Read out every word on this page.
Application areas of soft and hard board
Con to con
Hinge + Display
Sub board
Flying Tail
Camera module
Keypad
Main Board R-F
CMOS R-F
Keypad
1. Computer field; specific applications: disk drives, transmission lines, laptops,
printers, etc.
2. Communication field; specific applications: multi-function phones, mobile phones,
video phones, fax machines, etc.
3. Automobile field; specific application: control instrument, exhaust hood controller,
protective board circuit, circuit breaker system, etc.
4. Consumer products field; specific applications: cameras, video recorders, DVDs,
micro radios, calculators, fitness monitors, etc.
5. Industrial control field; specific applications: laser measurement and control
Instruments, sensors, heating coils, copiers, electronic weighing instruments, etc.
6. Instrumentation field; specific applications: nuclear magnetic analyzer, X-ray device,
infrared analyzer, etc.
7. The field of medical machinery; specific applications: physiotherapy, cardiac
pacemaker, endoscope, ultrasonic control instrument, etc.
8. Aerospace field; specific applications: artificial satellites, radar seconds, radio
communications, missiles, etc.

· · · · ·

• [PROBLEM DETAILS]: Each record should come back exactly as written.

• [THE COMPLETED TASK]:
Read out every word on this page.
Application areas of soft and hard board
Con to con
Hinge + Display
Sub board
Flying Tail
Camera module
Keypad
Main Board R-F
CMOS R-F
Keypad
1. Computer field; specific applications: disk drives, transmission lines, laptops,
printers, etc.
2. Communication field; specific applications: multi-function phones, mobile phones,
video phones, fax machines, etc.
3. Automobile field; specific application: control instrument, exhaust hood controller,
protective board circuit, circuit breaker system, etc.
4. Consumer products field; specific applications: cameras, video recorders, DVDs,
micro radios, calculators, fitness monitors, etc.
5. Industrial control field; specific applications: laser measurement and control
Instruments, sensors, heating coils, copiers, electronic weighing instruments, etc.
6. Instrumentation field; specific applications: nuclear magnetic analyzer, X-ray device,
infrared analyzer, etc.
7. The field of medical machinery; specific applications: physiotherapy, cardiac
pacemaker, endoscope, ultrasonic control instrument, etc.
8. Aerospace field; specific applications: artificial satellites, radar seconds, radio
communications, missiles, etc.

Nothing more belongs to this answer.